| SHORT EXERCISE |
Leave out the pictures and transcribe everything else exactly.

| EXERCISE DATA |
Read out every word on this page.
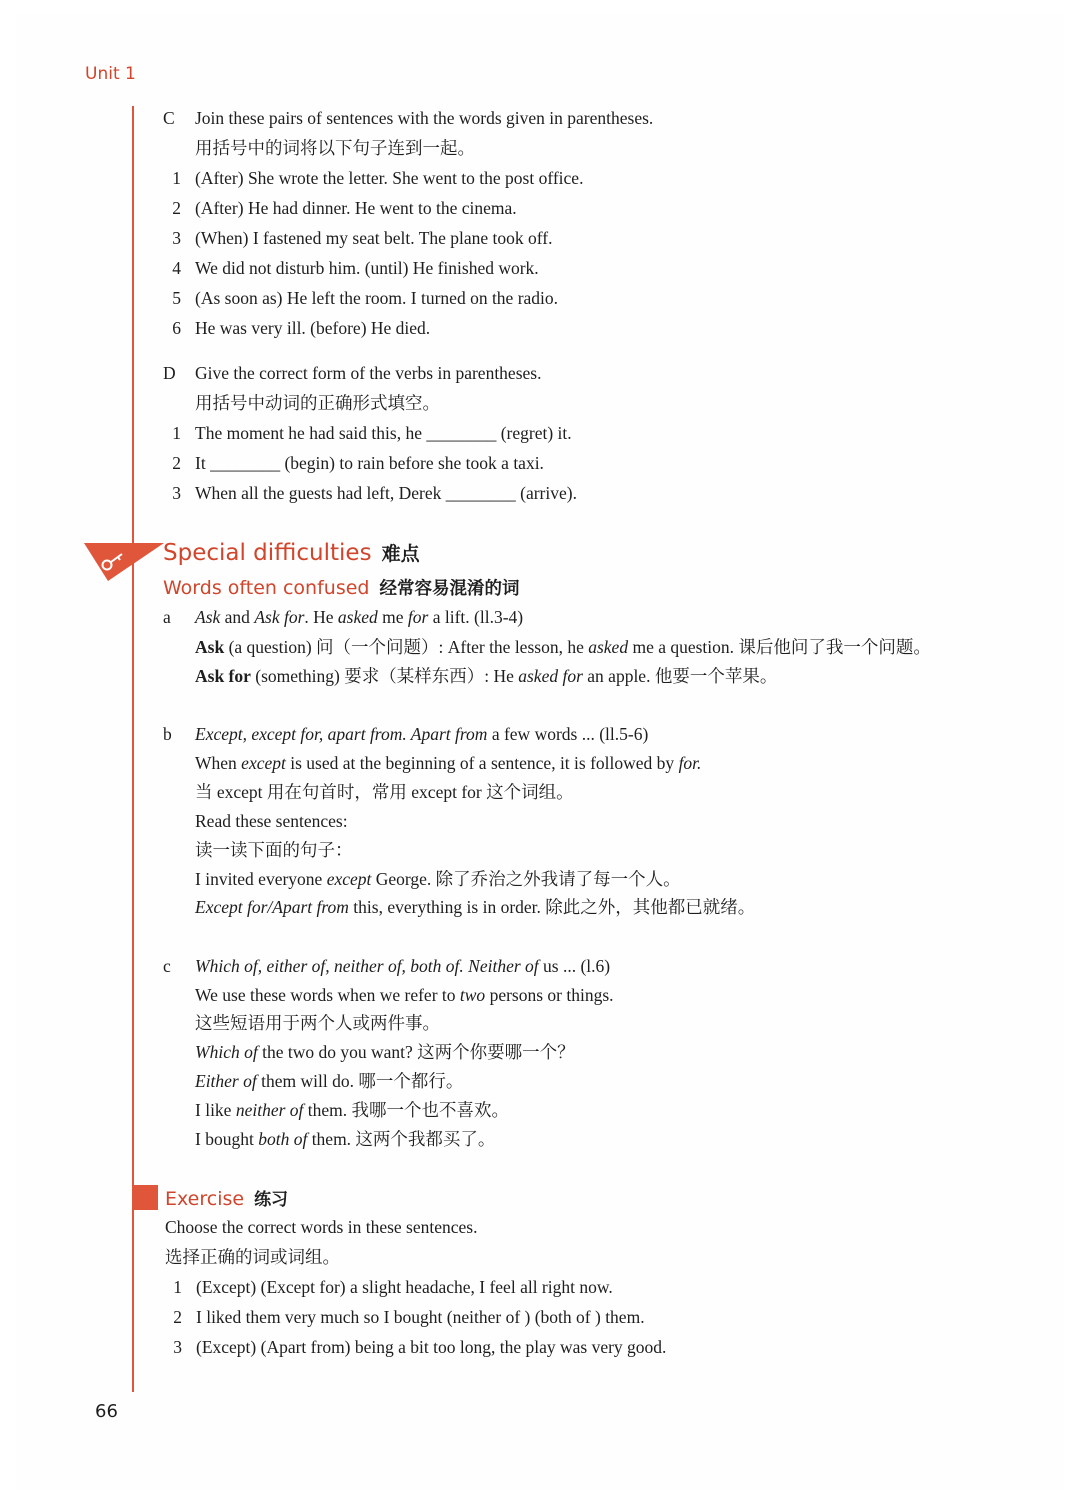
Unit 1
C Join these pairs of sentences with the words given in parentheses.
用括号中的词将以下句子连到一起。
1 (After) She wrote the letter. She went to the post office.
2 (After) He had dinner. He went to the cinema.
3 (When) I fastened my seat belt. The plane took off.
4 We did not disturb him. (until) He finished work.
5 (As soon as) He left the room. I turned on the radio.
6 He was very ill. (before) He died.
D Give the correct form of the verbs in parentheses.
用括号中动词的正确形式填空。
1 The moment he had said this, he ________ (regret) it.
2 It ________ (begin) to rain before she took a taxi.
3 When all the guests had left, Derek ________ (arrive).
Special difficulties 难点
Words often confused 经常容易混淆的词
a Ask and Ask for. He asked me for a lift. (ll.3-4)
Ask (a question) 问（一个问题）: After the lesson, he asked me a question. 课后他问了我一个问题。
Ask for (something) 要求（某样东西）: He asked for an apple. 他要一个苹果。
b Except, except for, apart from. Apart from a few words ... (ll.5-6)
When except is used at the beginning of a sentence, it is followed by for.
当 except 用在句首时，常用 except for 这个词组。
Read these sentences:
读一读下面的句子：
I invited everyone except George. 除了乔治之外我请了每一个人。
Except for/Apart from this, everything is in order. 除此之外，其他都已就绪。
c Which of, either of, neither of, both of. Neither of us ... (l.6)
We use these words when we refer to two persons or things.
这些短语用于两个人或两件事。
Which of the two do you want? 这两个你要哪一个？
Either of them will do. 哪一个都行。
I like neither of them. 我哪一个也不喜欢。
I bought both of them. 这两个我都买了。
Exercise 练习
Choose the correct words in these sentences.
选择正确的词或词组。
1 (Except) (Except for) a slight headache, I feel all right now.
2 I liked them very much so I bought (neither of ) (both of ) them.
3 (Except) (Apart from) being a bit too long, the play was very good.
66
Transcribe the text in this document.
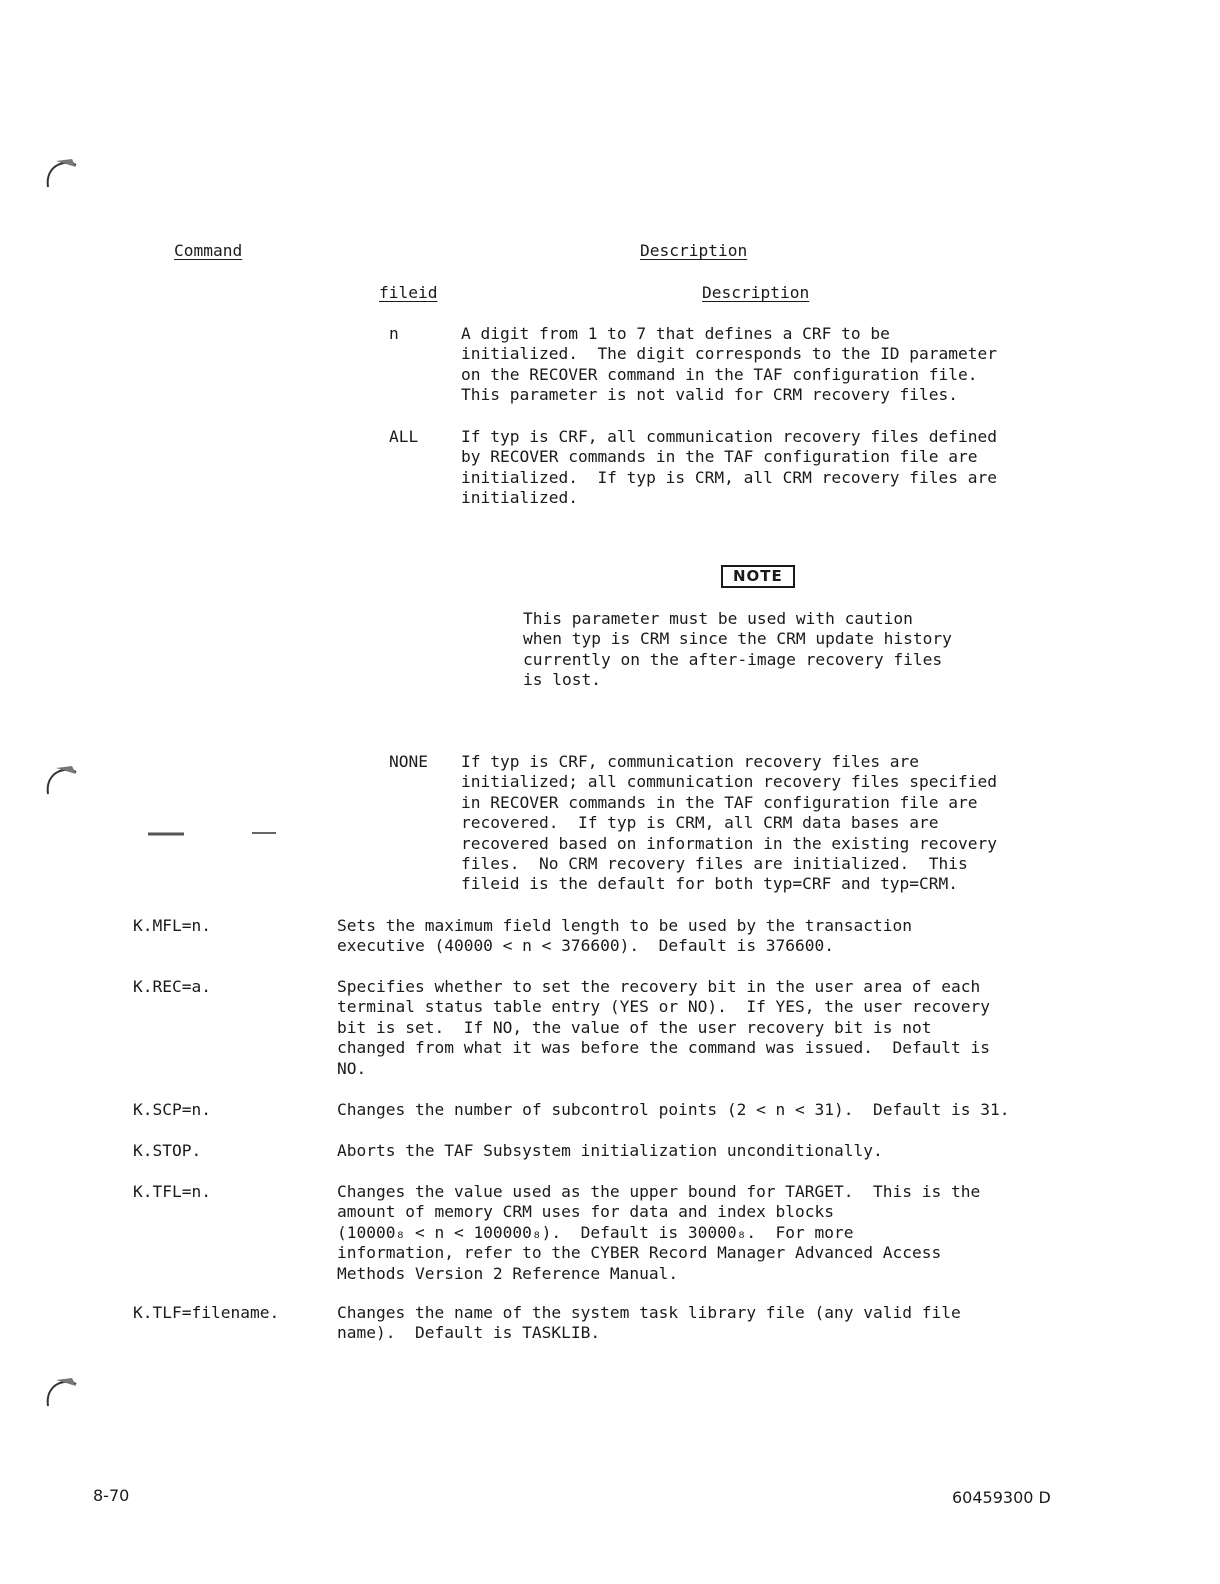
Command	Description
fileid	Description
n	A digit from 1 to 7 that defines a CRF to be
initialized.  The digit corresponds to the ID parameter
on the RECOVER command in the TAF configuration file.
This parameter is not valid for CRM recovery files.
ALL	If typ is CRF, all communication recovery files defined
by RECOVER commands in the TAF configuration file are
initialized.  If typ is CRM, all CRM recovery files are
initialized.
NOTE
This parameter must be used with caution
when typ is CRM since the CRM update history
currently on the after-image recovery files
is lost.
NONE If typ is CRF, communication recovery files are
initialized; all communication recovery files specified
in RECOVER commands in the TAF configuration file are
recovered.  If typ is CRM, all CRM data bases are
recovered based on information in the existing recovery
files.  No CRM recovery files are initialized.  This
fileid is the default for both typ=CRF and typ=CRM.
K.MFL=n.	Sets the maximum field length to be used by the transaction
executive (40000 < n < 376600).  Default is 376600.
K.REC=a.	Specifies whether to set the recovery bit in the user area of each
terminal status table entry (YES or NO).  If YES, the user recovery
bit is set.  If NO, the value of the user recovery bit is not
changed from what it was before the command was issued.  Default is
NO.
K.SCP=n.	Changes the number of subcontrol points (2 < n < 31).  Default is 31.
K.STOP.	Aborts the TAF Subsystem initialization unconditionally.
K.TFL=n.	Changes the value used as the upper bound for TARGET.  This is the
amount of memory CRM uses for data and index blocks
(10000₈ < n < 100000₈).  Default is 30000₈.  For more
information, refer to the CYBER Record Manager Advanced Access
Methods Version 2 Reference Manual.
K.TLF=filename.	Changes the name of the system task library file (any valid file
name).  Default is TASKLIB.
8-70	60459300 D
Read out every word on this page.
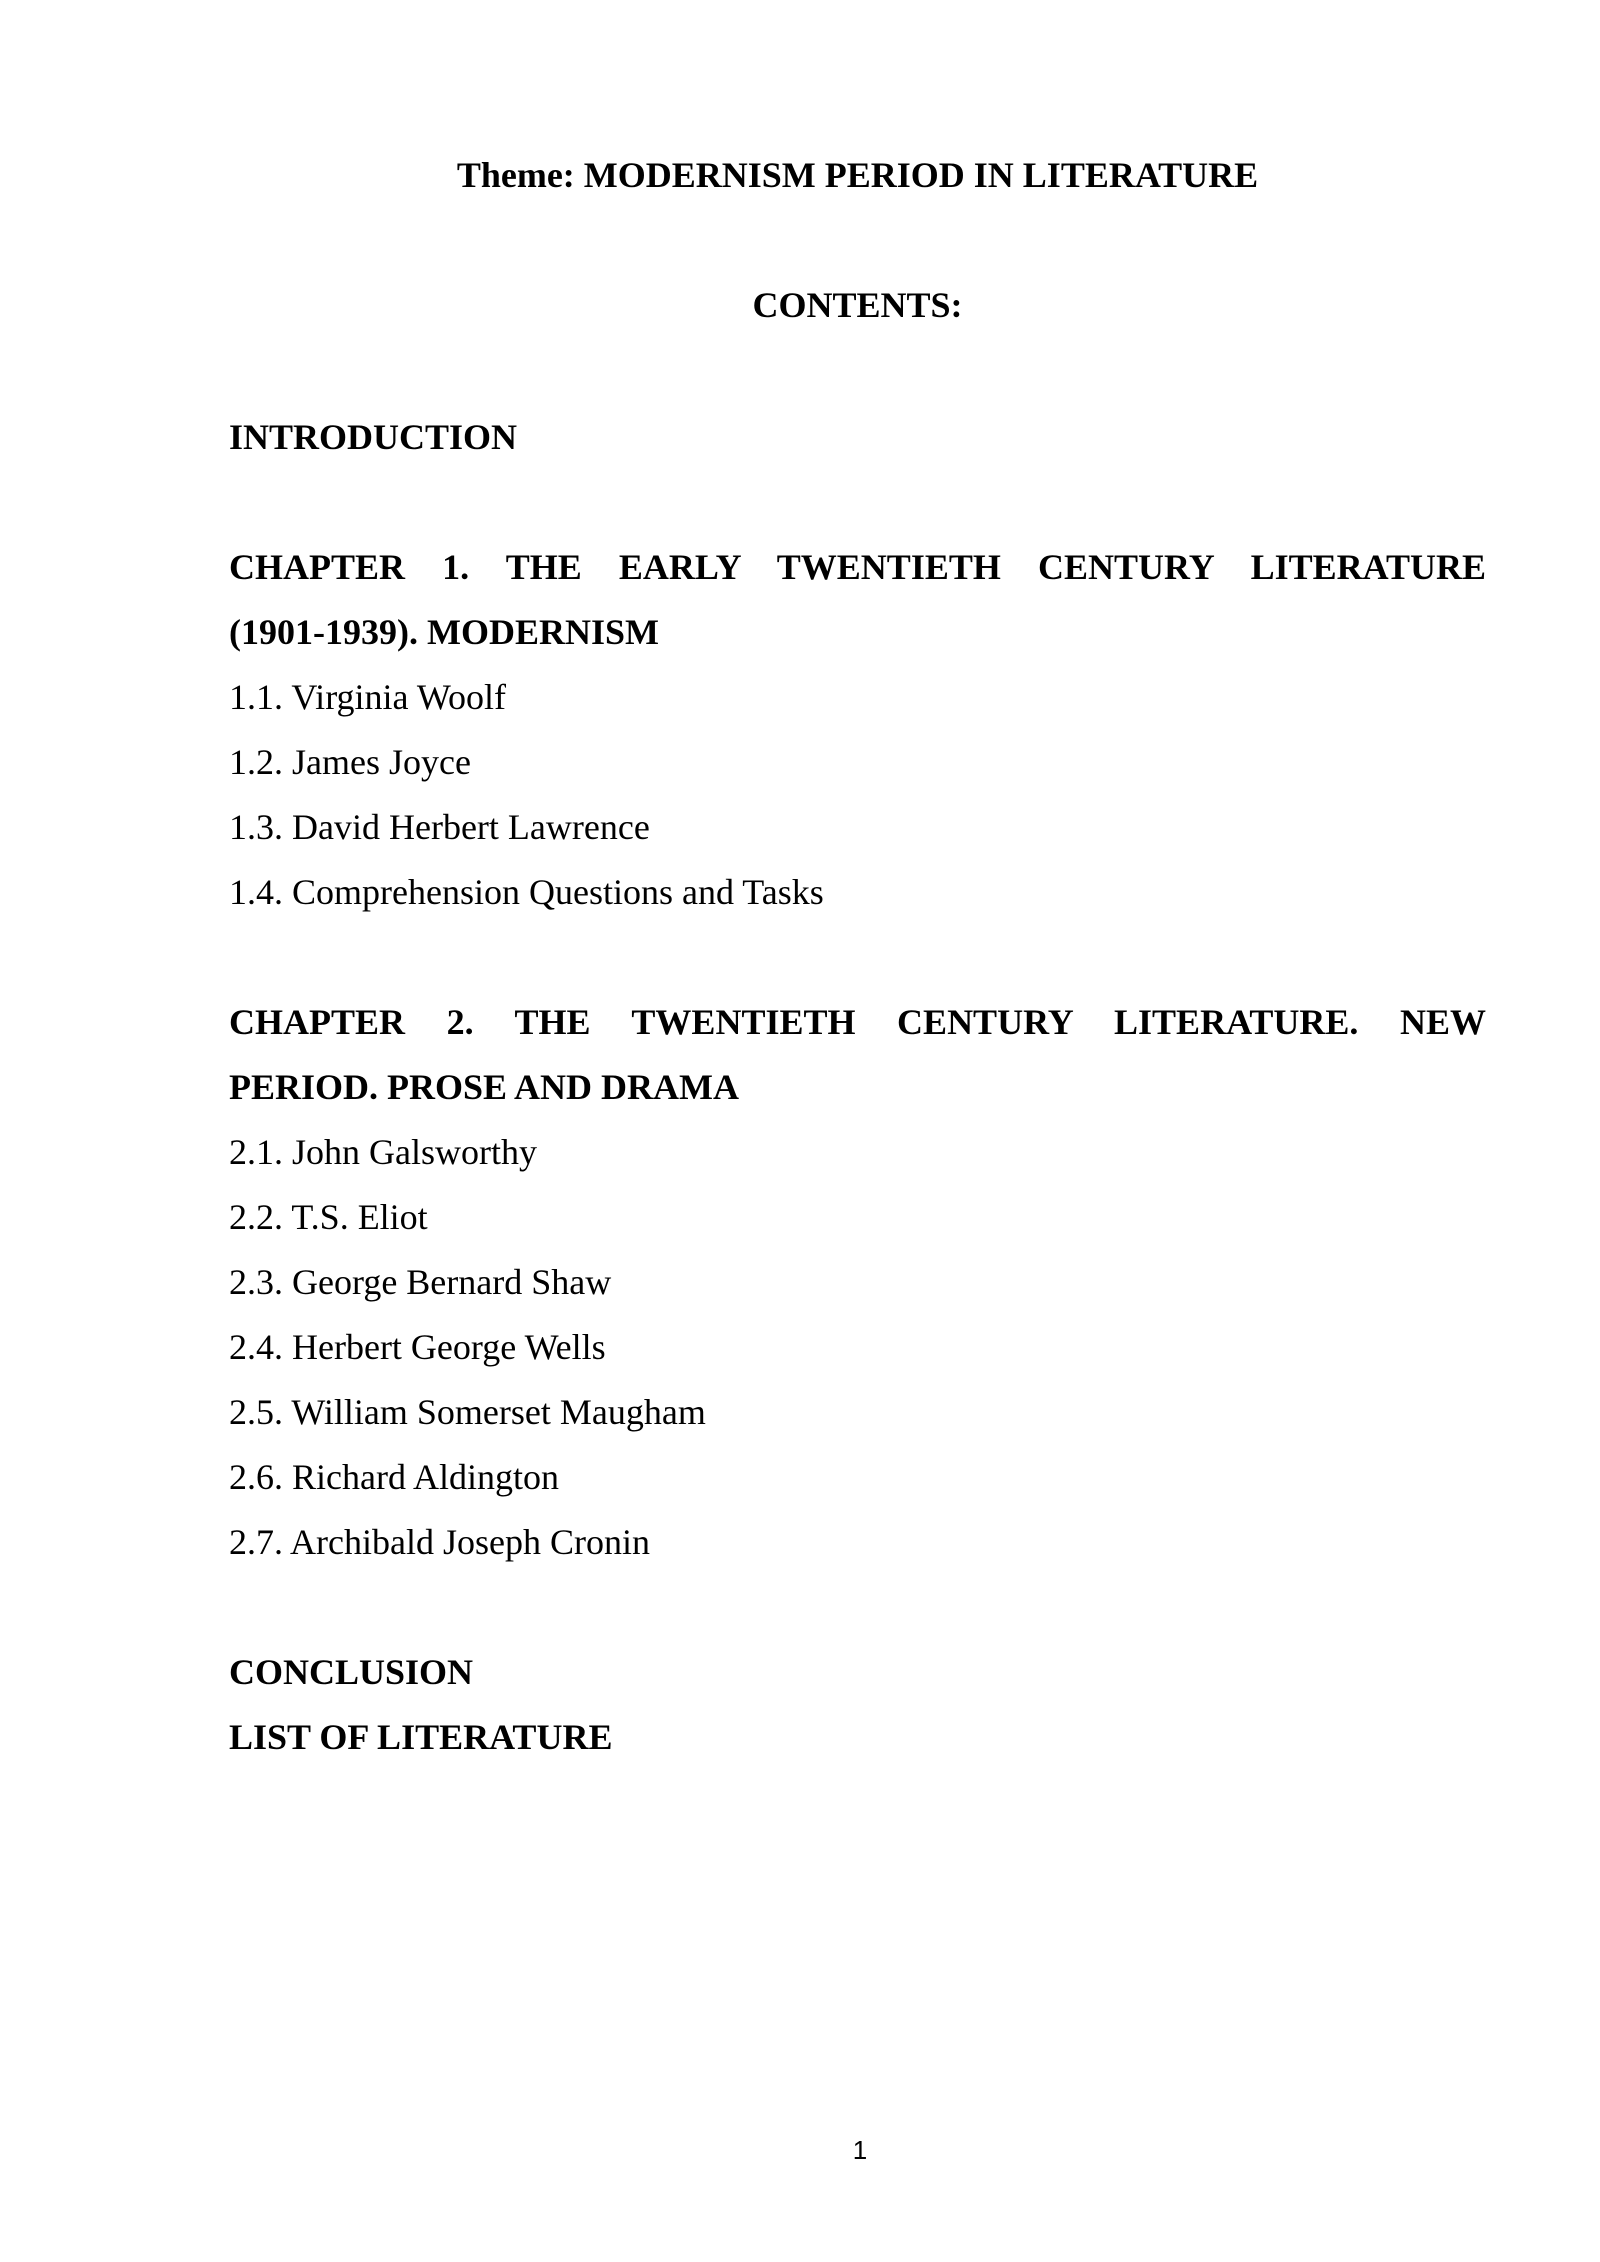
Theme: MODERNISM PERIOD IN LITERATURE
CONTENTS:
INTRODUCTION
CHAPTER 1. THE EARLY TWENTIETH CENTURY LITERATURE
(1901-1939). MODERNISM
1.1. Virginia Woolf
1.2. James Joyce
1.3. David Herbert Lawrence
1.4. Comprehension Questions and Tasks
CHAPTER 2. THE TWENTIETH CENTURY LITERATURE. NEW
PERIOD. PROSE AND DRAMA
2.1. John Galsworthy
2.2. T.S. Eliot
2.3. George Bernard Shaw
2.4. Herbert George Wells
2.5. William Somerset Maugham
2.6. Richard Aldington
2.7. Archibald Joseph Cronin
CONCLUSION
LIST OF LITERATURE
1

| RESULT FOR THIS TASK |
Read out every word on this page.
Unit 1
C Join these pairs of sentences with the words given in parentheses.
用括号中的词将以下句子连到一起。
1 (After) She wrote the letter. She went to the post office.
2 (After) He had dinner. He went to the cinema.
3 (When) I fastened my seat belt. The plane took off.
4 We did not disturb him. (until) He finished work.
5 (As soon as) He left the room. I turned on the radio.
6 He was very ill. (before) He died.
D Give the correct form of the verbs in parentheses.
用括号中动词的正确形式填空。
1 The moment he had said this, he ________ (regret) it.
2 It ________ (begin) to rain before she took a taxi.
3 When all the guests had left, Derek ________ (arrive).
Special difficulties 难点
Words often confused 经常容易混淆的词
a Ask and Ask for. He asked me for a lift. (ll.3-4)
Ask (a question) 问（一个问题）: After the lesson, he asked me a question. 课后他问了我一个问题。
Ask for (something) 要求（某样东西）: He asked for an apple. 他要一个苹果。
b Except, except for, apart from. Apart from a few words ... (ll.5-6)
When except is used at the beginning of a sentence, it is followed by for.
当 except 用在句首时，常用 except for 这个词组。
Read these sentences:
读一读下面的句子：
I invited everyone except George. 除了乔治之外我请了每一个人。
Except for/Apart from this, everything is in order. 除此之外，其他都已就绪。
c Which of, either of, neither of, both of. Neither of us ... (l.6)
We use these words when we refer to two persons or things.
这些短语用于两个人或两件事。
Which of the two do you want? 这两个你要哪一个？
Either of them will do. 哪一个都行。
I like neither of them. 我哪一个也不喜欢。
I bought both of them. 这两个我都买了。
Exercise 练习
Choose the correct words in these sentences.
选择正确的词或词组。
1 (Except) (Except for) a slight headache, I feel all right now.
2 I liked them very much so I bought (neither of ) (both of ) them.
3 (Except) (Apart from) being a bit too long, the play was very good.
66
Transcribe the text in this document.
Command	Description
fileid	Description
n	A digit from 1 to 7 that defines a CRF to be
initialized.  The digit corresponds to the ID parameter
on the RECOVER command in the TAF configuration file.
This parameter is not valid for CRM recovery files.
ALL	If typ is CRF, all communication recovery files defined
by RECOVER commands in the TAF configuration file are
initialized.  If typ is CRM, all CRM recovery files are
initialized.
NOTE
This parameter must be used with caution
when typ is CRM since the CRM update history
currently on the after-image recovery files
is lost.
NONE If typ is CRF, communication recovery files are
initialized; all communication recovery files specified
in RECOVER commands in the TAF configuration file are
recovered.  If typ is CRM, all CRM data bases are
recovered based on information in the existing recovery
files.  No CRM recovery files are initialized.  This
fileid is the default for both typ=CRF and typ=CRM.
K.MFL=n.	Sets the maximum field length to be used by the transaction
executive (40000 < n < 376600).  Default is 376600.
K.REC=a.	Specifies whether to set the recovery bit in the user area of each
terminal status table entry (YES or NO).  If YES, the user recovery
bit is set.  If NO, the value of the user recovery bit is not
changed from what it was before the command was issued.  Default is
NO.
K.SCP=n.	Changes the number of subcontrol points (2 < n < 31).  Default is 31.
K.STOP.	Aborts the TAF Subsystem initialization unconditionally.
K.TFL=n.	Changes the value used as the upper bound for TARGET.  This is the
amount of memory CRM uses for data and index blocks
(10000₈ < n < 100000₈).  Default is 30000₈.  For more
information, refer to the CYBER Record Manager Advanced Access
Methods Version 2 Reference Manual.
K.TLF=filename.	Changes the name of the system task library file (any valid file
name).  Default is TASKLIB.
8-70	60459300 D
Read out every word on this page.
Theme: MODERNISM PERIOD IN LITERATURE
CONTENTS:
INTRODUCTION
CHAPTER 1. THE EARLY TWENTIETH CENTURY LITERATURE
(1901-1939). MODERNISM
1.1. Virginia Woolf
1.2. James Joyce
1.3. David Herbert Lawrence
1.4. Comprehension Questions and Tasks
CHAPTER 2. THE TWENTIETH CENTURY LITERATURE. NEW
PERIOD. PROSE AND DRAMA
2.1. John Galsworthy
2.2. T.S. Eliot
2.3. George Bernard Shaw
2.4. Herbert George Wells
2.5. William Somerset Maugham
2.6. Richard Aldington
2.7. Archibald Joseph Cronin
CONCLUSION
LIST OF LITERATURE
1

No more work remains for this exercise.